### Request
All lines in which the word "xlabel" occurs are to be extracted.

### Raw data
---+---

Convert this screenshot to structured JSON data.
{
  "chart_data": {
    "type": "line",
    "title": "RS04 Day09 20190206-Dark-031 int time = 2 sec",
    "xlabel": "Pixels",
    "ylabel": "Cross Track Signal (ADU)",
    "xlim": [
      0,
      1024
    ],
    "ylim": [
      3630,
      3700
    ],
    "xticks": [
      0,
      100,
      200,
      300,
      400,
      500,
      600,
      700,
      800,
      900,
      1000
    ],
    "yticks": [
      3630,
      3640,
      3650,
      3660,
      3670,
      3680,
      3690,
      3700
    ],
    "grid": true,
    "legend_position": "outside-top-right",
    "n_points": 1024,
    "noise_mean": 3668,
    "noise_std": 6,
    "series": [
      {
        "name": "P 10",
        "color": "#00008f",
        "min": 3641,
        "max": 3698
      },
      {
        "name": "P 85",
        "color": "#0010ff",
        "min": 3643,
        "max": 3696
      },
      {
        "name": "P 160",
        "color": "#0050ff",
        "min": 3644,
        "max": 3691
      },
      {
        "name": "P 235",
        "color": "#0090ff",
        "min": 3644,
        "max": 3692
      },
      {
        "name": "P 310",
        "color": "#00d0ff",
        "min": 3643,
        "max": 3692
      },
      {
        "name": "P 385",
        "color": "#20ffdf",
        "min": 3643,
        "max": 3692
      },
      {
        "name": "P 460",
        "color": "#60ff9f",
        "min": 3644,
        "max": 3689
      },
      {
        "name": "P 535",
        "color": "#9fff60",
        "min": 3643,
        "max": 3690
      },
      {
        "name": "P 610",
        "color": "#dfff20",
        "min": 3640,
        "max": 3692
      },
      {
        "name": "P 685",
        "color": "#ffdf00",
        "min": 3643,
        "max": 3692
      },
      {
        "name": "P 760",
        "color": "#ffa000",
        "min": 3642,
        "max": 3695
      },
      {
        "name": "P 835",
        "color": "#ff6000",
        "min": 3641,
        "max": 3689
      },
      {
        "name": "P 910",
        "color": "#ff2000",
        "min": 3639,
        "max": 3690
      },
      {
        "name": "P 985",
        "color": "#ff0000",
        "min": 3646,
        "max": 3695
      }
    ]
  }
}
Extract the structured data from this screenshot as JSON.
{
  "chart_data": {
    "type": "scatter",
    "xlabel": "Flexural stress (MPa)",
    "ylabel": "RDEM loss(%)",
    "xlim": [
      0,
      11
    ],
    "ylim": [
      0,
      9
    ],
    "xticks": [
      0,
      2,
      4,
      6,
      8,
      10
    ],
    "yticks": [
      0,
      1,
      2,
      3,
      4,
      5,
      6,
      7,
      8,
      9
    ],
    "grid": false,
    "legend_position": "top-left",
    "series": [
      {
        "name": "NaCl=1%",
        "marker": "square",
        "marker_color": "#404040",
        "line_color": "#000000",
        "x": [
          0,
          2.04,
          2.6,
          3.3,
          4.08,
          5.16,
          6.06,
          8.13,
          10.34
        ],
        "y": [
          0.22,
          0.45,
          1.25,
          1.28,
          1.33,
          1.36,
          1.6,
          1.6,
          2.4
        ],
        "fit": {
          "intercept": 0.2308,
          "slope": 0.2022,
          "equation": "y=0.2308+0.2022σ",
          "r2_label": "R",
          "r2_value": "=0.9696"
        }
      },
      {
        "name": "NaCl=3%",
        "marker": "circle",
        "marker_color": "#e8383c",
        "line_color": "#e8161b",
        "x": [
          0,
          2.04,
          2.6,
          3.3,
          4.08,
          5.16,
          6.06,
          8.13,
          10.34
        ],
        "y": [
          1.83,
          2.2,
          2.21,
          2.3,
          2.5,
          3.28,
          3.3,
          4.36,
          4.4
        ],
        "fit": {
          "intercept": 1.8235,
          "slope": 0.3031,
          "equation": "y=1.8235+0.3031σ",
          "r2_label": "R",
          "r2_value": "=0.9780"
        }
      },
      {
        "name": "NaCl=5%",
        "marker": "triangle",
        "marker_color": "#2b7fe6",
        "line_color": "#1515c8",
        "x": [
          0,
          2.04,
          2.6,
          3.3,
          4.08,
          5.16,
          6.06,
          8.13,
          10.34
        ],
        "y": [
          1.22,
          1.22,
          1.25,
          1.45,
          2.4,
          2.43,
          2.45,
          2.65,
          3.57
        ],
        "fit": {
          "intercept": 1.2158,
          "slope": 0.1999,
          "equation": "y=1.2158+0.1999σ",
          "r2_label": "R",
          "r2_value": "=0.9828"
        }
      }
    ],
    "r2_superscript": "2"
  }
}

---+---

### Result of this exercise
    "xlabel": "Pixels",
    "xlabel": "Flexural stress (MPa)",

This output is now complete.